Can a Website Keep Suicidal Thoughts Away?

The stress of the first year after medical school drives up thoughts of suicide to nearly four times the normal rate. But help might be as close as the smartphone in an intern’s white coat.

If you think your life is stressful, try being a new doctor.

The first-year internship after medical school means round-the-clock hours, low rank, constant demands from patients and superiors, learning complex new skills and constant fear of making a mistake that could harm a patient.

The result: a year of stress, sleeplessness and self-doubt that drives up thoughts of suicide to nearly four times the normal rate.

But help may be as close as the smartphone in the pocket of an intern's white coat. A study shows that a free Web-based tool to support their mental health may cut the rate of suicidal thoughts in half.

The free Web-based cognitive behavioral therapy, or wCBT, tool offers a digital, streamlined form of the "talk therapy" that mental health professionals provide in office visits. It's called MoodGYM.

The study's findings suggest that such a tool could help others in high-stress, high-pressure positions. The study, published in JAMA Psychiatry, comes from a team led by psychiatrists at the University of Michigan and the Medical University of South Carolina, or MUSC, who have studied depression and suicide among medical students and young doctors for years.

A tool to help hospitals — and individuals — help themselves

Teaching hospitals and medical schools could use the new results to guide mental health programs for interns, residents and medical students. Or, if nothing else, interns and others can use such Web-based tools to help themselves.

"This is a relatively risk-free intervention to help interns recognize and treat depression," says Srijan Sen, M.D., Ph.D., senior author of the study and a U-M Medical School faculty member. "This is the first study to show that wCBT can reduce suicidal ideation, or suicidal thoughts, in training doctors."

Medical interns make an ideal population to study wCBT's effects, says Sen, because all of them experience a predictable sharp rise in stress and pressure with the start of their residency. There aren't too many other populations like that to study. Sen's past work has shown just how prone that makes them to depression.

Sen's colleague and first author of the study, Connie Guille, M.D., of MUSC, adds that this type of intervention is well-suited to this population because "the majority of interns won't seek traditional mental health treatment, mainly because they lack the time, don't have convenient access to care or have concerns about confidentiality."

Sen and Guille tested the app on 199 interns. All volunteered to take part, and half were randomly assigned to use the wCBT group.
The other half received general information on depression and suicide and contact information for mental health professionals.

In all, one in five of this latter group thought about suicide sometime during the internship year — compared with one in eight of those who used the MoodGYM. Most of those assigned to use the MoodGYM site stuck with it, using it all year.

This is a relatively risk-free intervention to help interns recognize and treat depression.
Srijan Sen, M.D., Ph.D.

An app for specific stresses

Sen and colleagues are working to build on the success of the wCBT test by developing an app designed specifically for medical trainees. It will focus on specificsituations and stresses new doctors encounter. They're not affiliated with MoodGYM's developers from the National Institute for Mental Health Research at the Australian National University.

Other studies have shown that wCBT can help people treat existing depression but never in a randomized controlled way to prevent mood problems in a group whose stress level changes almost overnight and remains high for an entire year.

"Doing this in physicians means we now have a model that shows that this form of wCBT can be remarkably effective as a preventive tool," says Sen, an associate professor in the U-M Department of Psychiatry and a member of U-M's Depression Center and Molecular and Behavioral Neuroscience Institute. "There's a good chance that it would be helpful for all populations undergoing some sort of stress and should be explored and tested in these populations in the future."

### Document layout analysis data
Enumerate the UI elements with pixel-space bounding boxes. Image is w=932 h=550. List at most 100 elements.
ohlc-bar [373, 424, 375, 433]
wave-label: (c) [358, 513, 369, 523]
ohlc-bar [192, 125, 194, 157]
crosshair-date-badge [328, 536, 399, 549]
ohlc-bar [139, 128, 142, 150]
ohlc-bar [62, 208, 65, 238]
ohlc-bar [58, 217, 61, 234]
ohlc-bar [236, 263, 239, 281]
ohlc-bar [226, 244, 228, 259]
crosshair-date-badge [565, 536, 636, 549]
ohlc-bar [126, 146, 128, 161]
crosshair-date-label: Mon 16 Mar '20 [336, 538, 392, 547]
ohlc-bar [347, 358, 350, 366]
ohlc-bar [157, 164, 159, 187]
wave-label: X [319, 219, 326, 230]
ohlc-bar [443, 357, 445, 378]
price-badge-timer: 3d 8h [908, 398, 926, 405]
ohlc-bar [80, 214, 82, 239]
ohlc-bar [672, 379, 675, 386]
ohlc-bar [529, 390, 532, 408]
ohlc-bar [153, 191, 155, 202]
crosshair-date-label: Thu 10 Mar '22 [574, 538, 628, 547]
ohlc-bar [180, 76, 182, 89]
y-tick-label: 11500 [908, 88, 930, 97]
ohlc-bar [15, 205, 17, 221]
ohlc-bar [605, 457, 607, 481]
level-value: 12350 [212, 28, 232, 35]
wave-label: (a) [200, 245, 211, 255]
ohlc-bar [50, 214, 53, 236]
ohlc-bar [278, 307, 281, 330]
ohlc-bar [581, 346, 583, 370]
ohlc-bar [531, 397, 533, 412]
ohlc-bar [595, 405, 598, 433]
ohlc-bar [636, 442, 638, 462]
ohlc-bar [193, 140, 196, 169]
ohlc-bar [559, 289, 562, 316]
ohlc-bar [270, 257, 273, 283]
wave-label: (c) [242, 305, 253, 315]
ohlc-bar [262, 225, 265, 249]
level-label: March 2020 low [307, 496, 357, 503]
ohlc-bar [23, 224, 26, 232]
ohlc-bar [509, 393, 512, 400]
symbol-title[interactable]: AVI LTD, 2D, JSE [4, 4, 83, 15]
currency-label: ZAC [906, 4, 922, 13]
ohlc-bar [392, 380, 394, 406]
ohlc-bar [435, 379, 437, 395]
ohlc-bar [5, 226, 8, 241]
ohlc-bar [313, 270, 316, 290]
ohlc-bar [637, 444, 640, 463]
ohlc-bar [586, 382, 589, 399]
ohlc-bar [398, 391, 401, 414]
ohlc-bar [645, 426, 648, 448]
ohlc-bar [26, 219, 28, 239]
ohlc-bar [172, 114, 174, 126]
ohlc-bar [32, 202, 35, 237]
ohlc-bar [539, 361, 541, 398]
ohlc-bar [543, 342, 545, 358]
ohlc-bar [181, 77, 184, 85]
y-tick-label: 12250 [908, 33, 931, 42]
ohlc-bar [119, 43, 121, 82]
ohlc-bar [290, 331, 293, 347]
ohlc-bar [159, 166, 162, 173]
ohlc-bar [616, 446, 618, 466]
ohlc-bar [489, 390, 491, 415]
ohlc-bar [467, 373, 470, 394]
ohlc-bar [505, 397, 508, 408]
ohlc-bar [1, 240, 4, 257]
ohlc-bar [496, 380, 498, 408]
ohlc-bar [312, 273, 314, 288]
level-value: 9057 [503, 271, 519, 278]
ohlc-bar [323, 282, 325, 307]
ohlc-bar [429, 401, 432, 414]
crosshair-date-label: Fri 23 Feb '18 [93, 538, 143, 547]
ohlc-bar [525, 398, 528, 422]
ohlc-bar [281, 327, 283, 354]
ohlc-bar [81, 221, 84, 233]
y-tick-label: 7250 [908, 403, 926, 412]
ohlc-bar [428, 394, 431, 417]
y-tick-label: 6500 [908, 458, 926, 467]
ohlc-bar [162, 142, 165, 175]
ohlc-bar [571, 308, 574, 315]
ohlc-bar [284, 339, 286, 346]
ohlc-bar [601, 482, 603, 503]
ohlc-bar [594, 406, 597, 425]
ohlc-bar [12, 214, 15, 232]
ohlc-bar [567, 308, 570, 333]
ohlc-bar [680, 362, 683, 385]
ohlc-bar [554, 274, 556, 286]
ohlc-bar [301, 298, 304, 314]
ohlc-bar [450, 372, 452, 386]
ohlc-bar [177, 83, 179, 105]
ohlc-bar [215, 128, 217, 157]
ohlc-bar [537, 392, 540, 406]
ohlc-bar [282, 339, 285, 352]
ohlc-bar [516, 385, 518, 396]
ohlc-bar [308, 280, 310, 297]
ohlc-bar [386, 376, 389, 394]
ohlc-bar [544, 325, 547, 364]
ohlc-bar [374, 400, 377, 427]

### WHAT YOU ARE ASKED TO DO
Could you reproduce, word for word, the stretch of the MoodGYM article from "Sen and Guille" through "and treat depression."?

### YOUR RESPONSE
Sen and Guille tested the app on 199 interns. All volunteered to take part, and half were randomly assigned to use the wCBT group.
The other half received general information on depression and suicide and contact information for mental health professionals.

In all, one in five of this latter group thought about suicide sometime during the internship year — compared with one in eight of those who used the MoodGYM. Most of those assigned to use the MoodGYM site stuck with it, using it all year.

This is a relatively risk-free intervention to help interns recognize and treat depression.